— AIM —
Find the lines below that contain the string "employee". Copy each one.

— SUPPLIED MATERIAL —
****

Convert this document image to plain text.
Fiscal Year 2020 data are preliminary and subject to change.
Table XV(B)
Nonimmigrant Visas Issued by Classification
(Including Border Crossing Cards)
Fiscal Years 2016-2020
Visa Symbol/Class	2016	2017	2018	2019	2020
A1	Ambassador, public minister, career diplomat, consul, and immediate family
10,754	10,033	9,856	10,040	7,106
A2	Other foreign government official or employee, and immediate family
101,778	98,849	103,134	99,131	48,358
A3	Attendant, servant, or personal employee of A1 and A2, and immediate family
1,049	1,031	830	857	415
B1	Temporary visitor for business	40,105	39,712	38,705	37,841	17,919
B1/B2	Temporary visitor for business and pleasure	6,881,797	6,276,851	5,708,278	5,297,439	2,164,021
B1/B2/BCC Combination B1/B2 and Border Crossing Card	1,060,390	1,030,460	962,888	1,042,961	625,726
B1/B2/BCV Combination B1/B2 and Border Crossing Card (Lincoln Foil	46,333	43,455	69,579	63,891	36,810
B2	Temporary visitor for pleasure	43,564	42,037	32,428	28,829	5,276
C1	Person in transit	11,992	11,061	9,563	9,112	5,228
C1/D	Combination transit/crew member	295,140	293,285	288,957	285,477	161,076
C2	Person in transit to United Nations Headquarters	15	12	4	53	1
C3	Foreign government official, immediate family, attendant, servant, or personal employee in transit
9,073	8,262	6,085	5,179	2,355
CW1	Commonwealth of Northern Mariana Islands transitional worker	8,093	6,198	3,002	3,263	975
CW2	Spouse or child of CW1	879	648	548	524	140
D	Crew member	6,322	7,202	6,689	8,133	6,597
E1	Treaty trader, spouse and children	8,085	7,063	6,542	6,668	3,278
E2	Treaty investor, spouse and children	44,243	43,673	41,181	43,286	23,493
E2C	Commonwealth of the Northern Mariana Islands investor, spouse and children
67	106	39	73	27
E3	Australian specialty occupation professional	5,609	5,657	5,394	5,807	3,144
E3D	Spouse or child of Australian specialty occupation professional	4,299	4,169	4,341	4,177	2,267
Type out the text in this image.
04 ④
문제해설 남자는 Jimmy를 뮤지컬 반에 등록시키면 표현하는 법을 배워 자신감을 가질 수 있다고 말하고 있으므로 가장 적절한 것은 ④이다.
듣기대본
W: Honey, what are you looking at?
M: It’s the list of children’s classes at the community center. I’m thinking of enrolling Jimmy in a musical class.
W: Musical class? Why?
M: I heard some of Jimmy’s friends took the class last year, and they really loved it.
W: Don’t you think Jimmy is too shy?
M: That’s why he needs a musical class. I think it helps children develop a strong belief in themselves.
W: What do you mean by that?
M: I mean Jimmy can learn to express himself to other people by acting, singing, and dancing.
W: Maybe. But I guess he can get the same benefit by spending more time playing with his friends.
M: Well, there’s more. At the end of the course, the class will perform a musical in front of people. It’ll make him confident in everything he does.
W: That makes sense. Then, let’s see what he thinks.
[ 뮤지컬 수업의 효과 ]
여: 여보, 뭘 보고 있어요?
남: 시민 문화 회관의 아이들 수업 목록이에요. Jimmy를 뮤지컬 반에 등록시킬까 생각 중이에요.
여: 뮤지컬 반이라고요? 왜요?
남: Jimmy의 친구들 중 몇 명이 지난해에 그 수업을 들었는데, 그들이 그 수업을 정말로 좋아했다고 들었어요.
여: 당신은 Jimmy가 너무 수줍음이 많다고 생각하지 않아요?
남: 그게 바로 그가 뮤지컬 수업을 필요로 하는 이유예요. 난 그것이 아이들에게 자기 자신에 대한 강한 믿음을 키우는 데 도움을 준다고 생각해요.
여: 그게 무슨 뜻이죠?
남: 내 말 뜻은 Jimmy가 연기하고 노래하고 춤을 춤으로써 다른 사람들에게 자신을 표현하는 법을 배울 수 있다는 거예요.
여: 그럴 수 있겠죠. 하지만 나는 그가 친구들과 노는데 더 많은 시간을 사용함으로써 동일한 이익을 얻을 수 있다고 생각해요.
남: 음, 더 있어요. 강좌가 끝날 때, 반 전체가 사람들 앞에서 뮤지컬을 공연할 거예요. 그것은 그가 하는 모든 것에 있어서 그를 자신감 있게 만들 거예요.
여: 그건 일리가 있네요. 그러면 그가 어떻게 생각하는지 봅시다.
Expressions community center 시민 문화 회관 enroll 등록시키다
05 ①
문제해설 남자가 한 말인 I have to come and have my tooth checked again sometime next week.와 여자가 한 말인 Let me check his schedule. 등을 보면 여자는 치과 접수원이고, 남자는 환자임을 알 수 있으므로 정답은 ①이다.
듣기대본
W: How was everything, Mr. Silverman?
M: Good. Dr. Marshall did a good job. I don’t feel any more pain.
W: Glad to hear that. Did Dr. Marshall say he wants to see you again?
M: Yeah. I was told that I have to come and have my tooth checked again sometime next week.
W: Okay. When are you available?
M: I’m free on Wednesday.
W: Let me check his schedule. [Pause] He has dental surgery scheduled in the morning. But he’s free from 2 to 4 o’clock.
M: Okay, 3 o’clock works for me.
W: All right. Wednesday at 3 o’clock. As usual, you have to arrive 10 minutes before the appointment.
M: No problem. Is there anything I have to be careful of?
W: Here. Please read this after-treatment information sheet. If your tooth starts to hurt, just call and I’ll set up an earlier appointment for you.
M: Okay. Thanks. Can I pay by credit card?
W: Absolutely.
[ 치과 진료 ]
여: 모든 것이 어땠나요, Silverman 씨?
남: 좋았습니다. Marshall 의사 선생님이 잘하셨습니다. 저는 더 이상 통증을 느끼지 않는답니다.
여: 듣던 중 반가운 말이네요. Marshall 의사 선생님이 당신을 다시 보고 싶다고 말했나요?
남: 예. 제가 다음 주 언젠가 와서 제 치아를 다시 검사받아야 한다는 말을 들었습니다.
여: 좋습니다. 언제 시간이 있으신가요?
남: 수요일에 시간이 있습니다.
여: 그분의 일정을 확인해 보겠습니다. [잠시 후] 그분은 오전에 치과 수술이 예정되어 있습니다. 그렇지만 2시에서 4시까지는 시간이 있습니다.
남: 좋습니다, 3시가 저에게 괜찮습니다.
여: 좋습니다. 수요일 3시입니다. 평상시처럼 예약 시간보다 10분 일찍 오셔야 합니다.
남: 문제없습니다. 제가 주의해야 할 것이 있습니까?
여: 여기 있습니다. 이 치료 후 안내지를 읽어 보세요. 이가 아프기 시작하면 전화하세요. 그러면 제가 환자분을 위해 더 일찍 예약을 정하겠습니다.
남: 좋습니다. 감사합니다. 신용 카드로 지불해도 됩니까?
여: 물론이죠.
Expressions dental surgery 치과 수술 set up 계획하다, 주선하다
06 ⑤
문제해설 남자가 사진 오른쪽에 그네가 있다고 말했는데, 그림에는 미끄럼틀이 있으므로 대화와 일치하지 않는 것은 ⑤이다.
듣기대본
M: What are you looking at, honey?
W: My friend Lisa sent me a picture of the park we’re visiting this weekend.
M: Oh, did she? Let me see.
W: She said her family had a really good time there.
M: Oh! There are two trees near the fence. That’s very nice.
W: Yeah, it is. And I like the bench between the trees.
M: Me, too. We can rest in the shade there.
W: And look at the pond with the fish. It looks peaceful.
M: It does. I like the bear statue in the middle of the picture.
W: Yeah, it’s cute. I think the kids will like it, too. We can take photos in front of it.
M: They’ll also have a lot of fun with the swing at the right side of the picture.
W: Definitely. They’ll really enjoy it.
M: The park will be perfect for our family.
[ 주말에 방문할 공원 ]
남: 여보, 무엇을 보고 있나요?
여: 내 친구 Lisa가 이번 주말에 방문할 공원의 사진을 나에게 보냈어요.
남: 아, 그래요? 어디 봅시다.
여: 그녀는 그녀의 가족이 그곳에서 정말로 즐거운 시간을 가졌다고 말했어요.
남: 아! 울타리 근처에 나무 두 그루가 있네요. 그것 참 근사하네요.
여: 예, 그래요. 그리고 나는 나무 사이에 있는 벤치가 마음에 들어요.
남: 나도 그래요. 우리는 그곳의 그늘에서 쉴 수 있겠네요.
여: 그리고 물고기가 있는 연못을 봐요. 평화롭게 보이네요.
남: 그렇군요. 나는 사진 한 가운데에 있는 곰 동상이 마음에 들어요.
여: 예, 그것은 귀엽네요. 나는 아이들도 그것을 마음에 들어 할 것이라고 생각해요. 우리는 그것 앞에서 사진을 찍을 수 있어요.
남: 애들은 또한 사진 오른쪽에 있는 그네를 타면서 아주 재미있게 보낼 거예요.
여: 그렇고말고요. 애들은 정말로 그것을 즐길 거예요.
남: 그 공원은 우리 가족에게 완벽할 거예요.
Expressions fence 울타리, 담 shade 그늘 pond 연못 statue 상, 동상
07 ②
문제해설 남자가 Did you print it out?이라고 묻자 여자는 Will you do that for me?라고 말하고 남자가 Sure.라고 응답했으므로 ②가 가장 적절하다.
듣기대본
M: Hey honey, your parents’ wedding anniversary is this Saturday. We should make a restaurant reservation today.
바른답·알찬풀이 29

****

— CORRECT RESPONSE —
A2	Other foreign government official or employee, and immediate family
A3	Attendant, servant, or personal employee of A1 and A2, and immediate family
C3	Foreign government official, immediate family, attendant, servant, or personal employee in transit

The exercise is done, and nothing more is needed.